# What is required
Rewrite as a numbered list the part of the rows that opens with the line containing "Text: 13: 13 bbox=[250, 432, 266, 445]" and closes with the line containing "Polygon shape bbox=[119, 93, 129, 102]", including both of those lines and omitting any blank lines.

# Image-based layout entries
>>>

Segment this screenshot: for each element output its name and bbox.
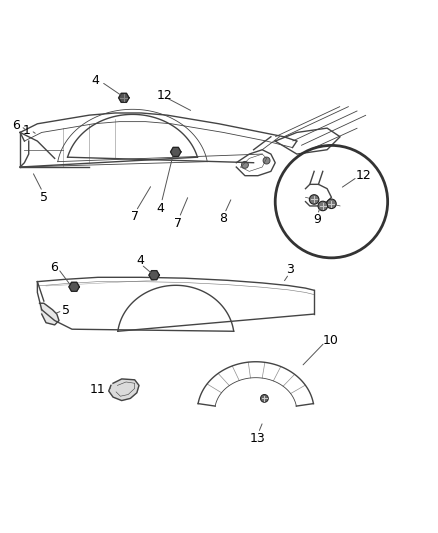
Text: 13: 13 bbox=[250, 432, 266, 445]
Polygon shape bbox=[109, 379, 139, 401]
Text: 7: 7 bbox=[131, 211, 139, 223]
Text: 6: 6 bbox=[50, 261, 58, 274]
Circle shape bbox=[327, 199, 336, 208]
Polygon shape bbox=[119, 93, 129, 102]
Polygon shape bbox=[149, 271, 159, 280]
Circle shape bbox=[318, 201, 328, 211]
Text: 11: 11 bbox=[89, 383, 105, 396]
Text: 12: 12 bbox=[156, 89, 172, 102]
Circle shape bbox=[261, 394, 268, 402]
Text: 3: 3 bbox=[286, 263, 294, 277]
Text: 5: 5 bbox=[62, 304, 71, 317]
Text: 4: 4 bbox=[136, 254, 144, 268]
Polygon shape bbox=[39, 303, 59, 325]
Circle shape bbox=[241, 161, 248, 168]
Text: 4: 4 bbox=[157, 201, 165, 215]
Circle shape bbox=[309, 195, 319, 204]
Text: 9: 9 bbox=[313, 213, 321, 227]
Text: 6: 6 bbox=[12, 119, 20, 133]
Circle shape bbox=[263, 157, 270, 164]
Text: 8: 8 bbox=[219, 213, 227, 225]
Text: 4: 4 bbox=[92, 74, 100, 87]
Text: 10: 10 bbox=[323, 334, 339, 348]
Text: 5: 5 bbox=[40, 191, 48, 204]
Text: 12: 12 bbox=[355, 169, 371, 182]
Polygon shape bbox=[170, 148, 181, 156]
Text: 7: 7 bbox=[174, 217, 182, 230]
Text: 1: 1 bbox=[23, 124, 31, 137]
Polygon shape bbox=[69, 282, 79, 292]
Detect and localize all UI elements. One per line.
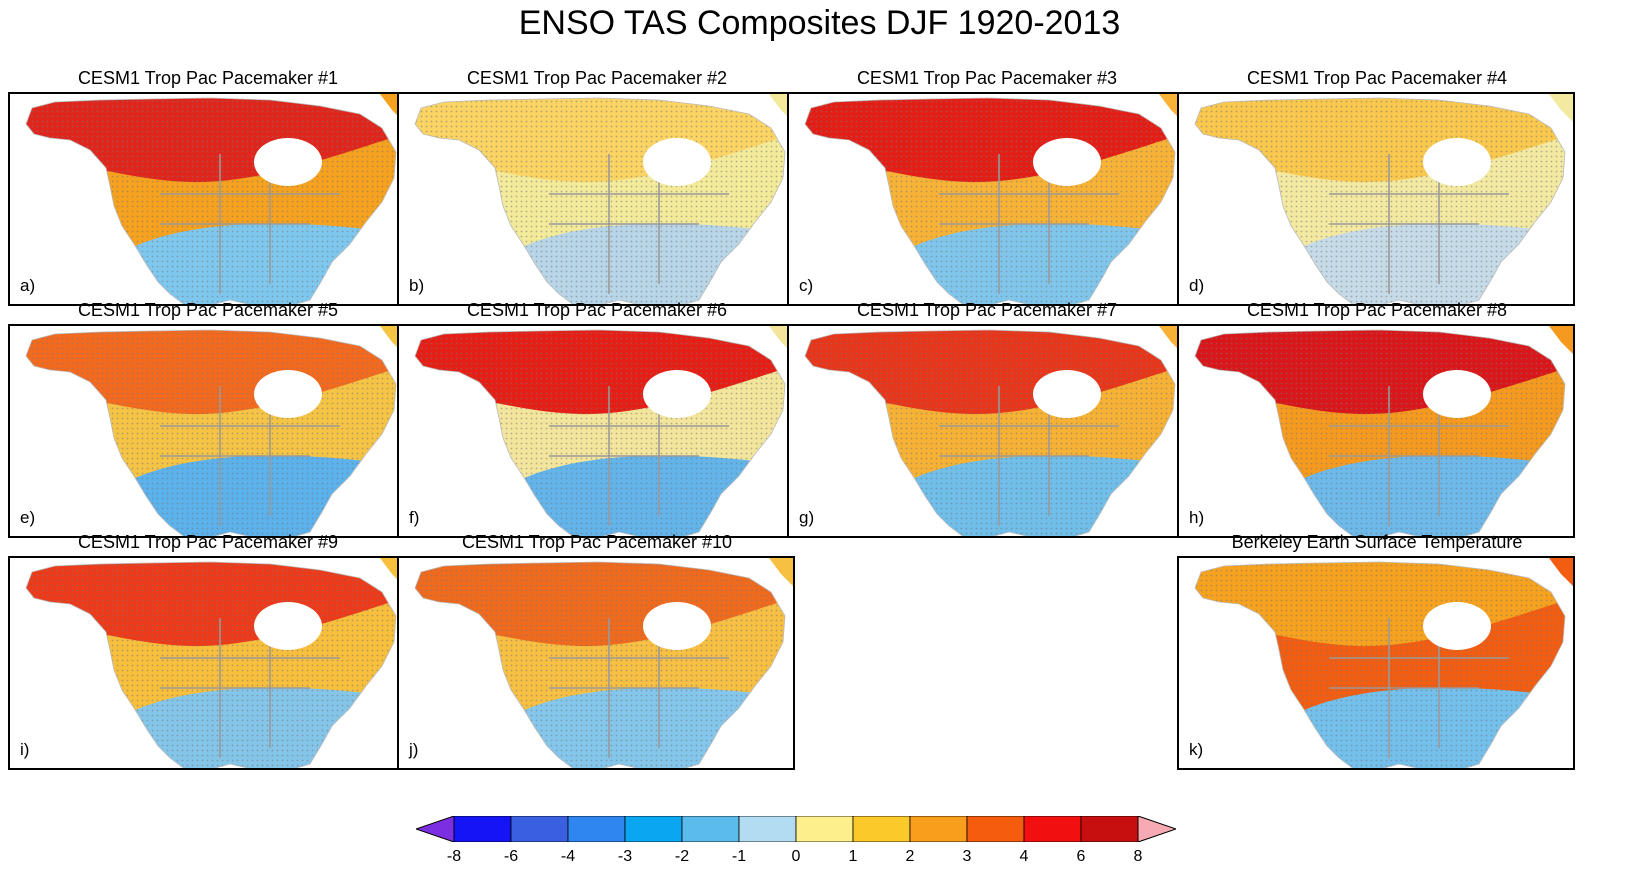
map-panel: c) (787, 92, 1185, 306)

<<<

# Completed task
1. Text: 13: 13 bbox=[250, 432, 266, 445]
2. Polygon shape bbox=[109, 379, 139, 401]
3. Text: 7: 7 bbox=[131, 211, 139, 223]
4. Text: 6: 6 bbox=[50, 261, 58, 274]
5. Circle shape bbox=[327, 199, 336, 208]
6. Polygon shape bbox=[119, 93, 129, 102]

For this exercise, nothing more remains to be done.